[BEGIN Supplied material]
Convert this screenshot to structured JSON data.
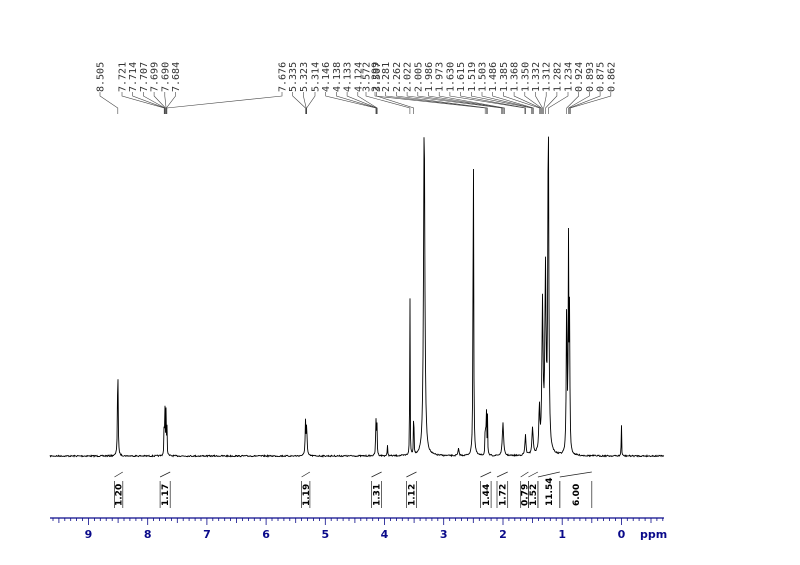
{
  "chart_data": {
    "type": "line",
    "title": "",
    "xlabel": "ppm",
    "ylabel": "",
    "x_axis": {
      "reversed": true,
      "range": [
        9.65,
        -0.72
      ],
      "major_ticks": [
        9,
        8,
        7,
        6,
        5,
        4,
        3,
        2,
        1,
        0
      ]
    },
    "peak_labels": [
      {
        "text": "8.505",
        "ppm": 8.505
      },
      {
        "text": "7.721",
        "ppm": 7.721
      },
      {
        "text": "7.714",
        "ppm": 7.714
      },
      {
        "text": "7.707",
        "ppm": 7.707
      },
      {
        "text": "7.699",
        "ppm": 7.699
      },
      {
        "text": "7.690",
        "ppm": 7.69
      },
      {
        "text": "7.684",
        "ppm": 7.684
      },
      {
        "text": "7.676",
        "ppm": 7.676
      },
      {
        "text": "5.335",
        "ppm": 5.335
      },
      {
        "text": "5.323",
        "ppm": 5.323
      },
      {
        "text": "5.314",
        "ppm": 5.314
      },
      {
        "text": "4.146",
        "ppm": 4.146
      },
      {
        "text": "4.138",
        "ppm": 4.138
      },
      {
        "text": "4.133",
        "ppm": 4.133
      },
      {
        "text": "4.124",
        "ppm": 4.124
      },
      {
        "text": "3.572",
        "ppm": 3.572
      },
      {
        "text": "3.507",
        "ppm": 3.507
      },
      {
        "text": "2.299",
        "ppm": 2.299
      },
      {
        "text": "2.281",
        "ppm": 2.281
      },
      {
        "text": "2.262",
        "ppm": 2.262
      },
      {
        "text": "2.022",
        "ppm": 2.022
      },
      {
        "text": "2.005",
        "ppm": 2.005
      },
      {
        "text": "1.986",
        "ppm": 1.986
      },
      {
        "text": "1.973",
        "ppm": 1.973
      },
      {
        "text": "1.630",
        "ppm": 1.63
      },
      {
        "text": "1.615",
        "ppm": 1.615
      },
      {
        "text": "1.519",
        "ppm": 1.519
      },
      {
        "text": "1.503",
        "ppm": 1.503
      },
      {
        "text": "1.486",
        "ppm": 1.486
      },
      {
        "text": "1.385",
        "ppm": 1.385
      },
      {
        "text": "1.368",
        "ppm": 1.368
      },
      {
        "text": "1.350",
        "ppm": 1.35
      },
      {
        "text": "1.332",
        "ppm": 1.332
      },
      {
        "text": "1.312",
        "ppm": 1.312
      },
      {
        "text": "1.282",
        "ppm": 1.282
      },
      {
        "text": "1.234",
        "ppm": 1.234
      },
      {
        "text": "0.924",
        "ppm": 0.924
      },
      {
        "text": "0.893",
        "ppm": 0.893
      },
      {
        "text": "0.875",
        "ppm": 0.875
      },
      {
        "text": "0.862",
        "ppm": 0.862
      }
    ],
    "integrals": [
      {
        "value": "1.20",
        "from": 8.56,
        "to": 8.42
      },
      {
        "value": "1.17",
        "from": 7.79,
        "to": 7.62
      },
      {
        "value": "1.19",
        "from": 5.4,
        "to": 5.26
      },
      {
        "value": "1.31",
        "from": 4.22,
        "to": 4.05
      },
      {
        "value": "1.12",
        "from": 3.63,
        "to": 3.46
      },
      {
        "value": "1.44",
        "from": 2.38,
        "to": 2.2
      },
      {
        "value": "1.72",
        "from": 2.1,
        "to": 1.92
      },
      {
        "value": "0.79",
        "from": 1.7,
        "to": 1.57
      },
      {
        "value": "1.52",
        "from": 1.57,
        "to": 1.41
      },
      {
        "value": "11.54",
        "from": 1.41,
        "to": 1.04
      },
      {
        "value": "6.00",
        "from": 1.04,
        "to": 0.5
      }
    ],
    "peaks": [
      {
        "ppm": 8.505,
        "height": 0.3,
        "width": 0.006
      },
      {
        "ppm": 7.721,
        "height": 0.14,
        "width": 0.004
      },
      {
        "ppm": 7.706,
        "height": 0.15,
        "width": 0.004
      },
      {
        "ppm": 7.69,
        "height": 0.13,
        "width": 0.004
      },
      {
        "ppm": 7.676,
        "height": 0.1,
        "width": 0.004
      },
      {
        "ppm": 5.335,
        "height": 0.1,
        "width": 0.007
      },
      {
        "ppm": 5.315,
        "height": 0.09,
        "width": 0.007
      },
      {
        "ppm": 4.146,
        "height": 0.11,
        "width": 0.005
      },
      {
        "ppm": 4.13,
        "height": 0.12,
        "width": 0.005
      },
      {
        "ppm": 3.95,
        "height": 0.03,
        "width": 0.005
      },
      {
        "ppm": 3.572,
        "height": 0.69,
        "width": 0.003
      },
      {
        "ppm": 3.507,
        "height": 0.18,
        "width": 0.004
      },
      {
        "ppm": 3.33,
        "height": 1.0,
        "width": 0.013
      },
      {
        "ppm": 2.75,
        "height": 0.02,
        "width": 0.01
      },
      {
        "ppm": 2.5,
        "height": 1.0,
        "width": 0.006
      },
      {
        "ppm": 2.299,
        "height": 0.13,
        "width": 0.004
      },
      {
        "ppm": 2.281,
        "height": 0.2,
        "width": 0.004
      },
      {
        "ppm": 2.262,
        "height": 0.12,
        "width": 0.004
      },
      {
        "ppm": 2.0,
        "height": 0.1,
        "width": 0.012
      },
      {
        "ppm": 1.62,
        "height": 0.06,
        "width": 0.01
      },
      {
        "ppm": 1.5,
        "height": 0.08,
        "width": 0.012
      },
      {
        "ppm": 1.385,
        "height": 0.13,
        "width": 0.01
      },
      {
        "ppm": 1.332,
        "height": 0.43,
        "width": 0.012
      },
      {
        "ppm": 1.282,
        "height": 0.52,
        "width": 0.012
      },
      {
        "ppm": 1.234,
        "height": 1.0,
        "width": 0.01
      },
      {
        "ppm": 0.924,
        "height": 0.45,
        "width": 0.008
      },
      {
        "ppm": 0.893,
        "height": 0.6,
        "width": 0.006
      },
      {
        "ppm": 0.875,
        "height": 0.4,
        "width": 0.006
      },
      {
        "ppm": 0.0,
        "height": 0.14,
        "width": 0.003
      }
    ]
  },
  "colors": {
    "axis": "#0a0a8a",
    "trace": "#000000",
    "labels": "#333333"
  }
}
[END Supplied material]
Objective: Print all the records again exactly; do not include any picture.

Answer to the task:
Convert this screenshot to structured JSON data.
{
  "chart_data": {
    "type": "line",
    "title": "",
    "xlabel": "ppm",
    "ylabel": "",
    "x_axis": {
      "reversed": true,
      "range": [
        9.65,
        -0.72
      ],
      "major_ticks": [
        9,
        8,
        7,
        6,
        5,
        4,
        3,
        2,
        1,
        0
      ]
    },
    "peak_labels": [
      {
        "text": "8.505",
        "ppm": 8.505
      },
      {
        "text": "7.721",
        "ppm": 7.721
      },
      {
        "text": "7.714",
        "ppm": 7.714
      },
      {
        "text": "7.707",
        "ppm": 7.707
      },
      {
        "text": "7.699",
        "ppm": 7.699
      },
      {
        "text": "7.690",
        "ppm": 7.69
      },
      {
        "text": "7.684",
        "ppm": 7.684
      },
      {
        "text": "7.676",
        "ppm": 7.676
      },
      {
        "text": "5.335",
        "ppm": 5.335
      },
      {
        "text": "5.323",
        "ppm": 5.323
      },
      {
        "text": "5.314",
        "ppm": 5.314
      },
      {
        "text": "4.146",
        "ppm": 4.146
      },
      {
        "text": "4.138",
        "ppm": 4.138
      },
      {
        "text": "4.133",
        "ppm": 4.133
      },
      {
        "text": "4.124",
        "ppm": 4.124
      },
      {
        "text": "3.572",
        "ppm": 3.572
      },
      {
        "text": "3.507",
        "ppm": 3.507
      },
      {
        "text": "2.299",
        "ppm": 2.299
      },
      {
        "text": "2.281",
        "ppm": 2.281
      },
      {
        "text": "2.262",
        "ppm": 2.262
      },
      {
        "text": "2.022",
        "ppm": 2.022
      },
      {
        "text": "2.005",
        "ppm": 2.005
      },
      {
        "text": "1.986",
        "ppm": 1.986
      },
      {
        "text": "1.973",
        "ppm": 1.973
      },
      {
        "text": "1.630",
        "ppm": 1.63
      },
      {
        "text": "1.615",
        "ppm": 1.615
      },
      {
        "text": "1.519",
        "ppm": 1.519
      },
      {
        "text": "1.503",
        "ppm": 1.503
      },
      {
        "text": "1.486",
        "ppm": 1.486
      },
      {
        "text": "1.385",
        "ppm": 1.385
      },
      {
        "text": "1.368",
        "ppm": 1.368
      },
      {
        "text": "1.350",
        "ppm": 1.35
      },
      {
        "text": "1.332",
        "ppm": 1.332
      },
      {
        "text": "1.312",
        "ppm": 1.312
      },
      {
        "text": "1.282",
        "ppm": 1.282
      },
      {
        "text": "1.234",
        "ppm": 1.234
      },
      {
        "text": "0.924",
        "ppm": 0.924
      },
      {
        "text": "0.893",
        "ppm": 0.893
      },
      {
        "text": "0.875",
        "ppm": 0.875
      },
      {
        "text": "0.862",
        "ppm": 0.862
      }
    ],
    "integrals": [
      {
        "value": "1.20",
        "from": 8.56,
        "to": 8.42
      },
      {
        "value": "1.17",
        "from": 7.79,
        "to": 7.62
      },
      {
        "value": "1.19",
        "from": 5.4,
        "to": 5.26
      },
      {
        "value": "1.31",
        "from": 4.22,
        "to": 4.05
      },
      {
        "value": "1.12",
        "from": 3.63,
        "to": 3.46
      },
      {
        "value": "1.44",
        "from": 2.38,
        "to": 2.2
      },
      {
        "value": "1.72",
        "from": 2.1,
        "to": 1.92
      },
      {
        "value": "0.79",
        "from": 1.7,
        "to": 1.57
      },
      {
        "value": "1.52",
        "from": 1.57,
        "to": 1.41
      },
      {
        "value": "11.54",
        "from": 1.41,
        "to": 1.04
      },
      {
        "value": "6.00",
        "from": 1.04,
        "to": 0.5
      }
    ],
    "peaks": [
      {
        "ppm": 8.505,
        "height": 0.3,
        "width": 0.006
      },
      {
        "ppm": 7.721,
        "height": 0.14,
        "width": 0.004
      },
      {
        "ppm": 7.706,
        "height": 0.15,
        "width": 0.004
      },
      {
        "ppm": 7.69,
        "height": 0.13,
        "width": 0.004
      },
      {
        "ppm": 7.676,
        "height": 0.1,
        "width": 0.004
      },
      {
        "ppm": 5.335,
        "height": 0.1,
        "width": 0.007
      },
      {
        "ppm": 5.315,
        "height": 0.09,
        "width": 0.007
      },
      {
        "ppm": 4.146,
        "height": 0.11,
        "width": 0.005
      },
      {
        "ppm": 4.13,
        "height": 0.12,
        "width": 0.005
      },
      {
        "ppm": 3.95,
        "height": 0.03,
        "width": 0.005
      },
      {
        "ppm": 3.572,
        "height": 0.69,
        "width": 0.003
      },
      {
        "ppm": 3.507,
        "height": 0.18,
        "width": 0.004
      },
      {
        "ppm": 3.33,
        "height": 1.0,
        "width": 0.013
      },
      {
        "ppm": 2.75,
        "height": 0.02,
        "width": 0.01
      },
      {
        "ppm": 2.5,
        "height": 1.0,
        "width": 0.006
      },
      {
        "ppm": 2.299,
        "height": 0.13,
        "width": 0.004
      },
      {
        "ppm": 2.281,
        "height": 0.2,
        "width": 0.004
      },
      {
        "ppm": 2.262,
        "height": 0.12,
        "width": 0.004
      },
      {
        "ppm": 2.0,
        "height": 0.1,
        "width": 0.012
      },
      {
        "ppm": 1.62,
        "height": 0.06,
        "width": 0.01
      },
      {
        "ppm": 1.5,
        "height": 0.08,
        "width": 0.012
      },
      {
        "ppm": 1.385,
        "height": 0.13,
        "width": 0.01
      },
      {
        "ppm": 1.332,
        "height": 0.43,
        "width": 0.012
      },
      {
        "ppm": 1.282,
        "height": 0.52,
        "width": 0.012
      },
      {
        "ppm": 1.234,
        "height": 1.0,
        "width": 0.01
      },
      {
        "ppm": 0.924,
        "height": 0.45,
        "width": 0.008
      },
      {
        "ppm": 0.893,
        "height": 0.6,
        "width": 0.006
      },
      {
        "ppm": 0.875,
        "height": 0.4,
        "width": 0.006
      },
      {
        "ppm": 0.0,
        "height": 0.14,
        "width": 0.003
      }
    ]
  },
  "colors": {
    "axis": "#0a0a8a",
    "trace": "#000000",
    "labels": "#333333"
  }
}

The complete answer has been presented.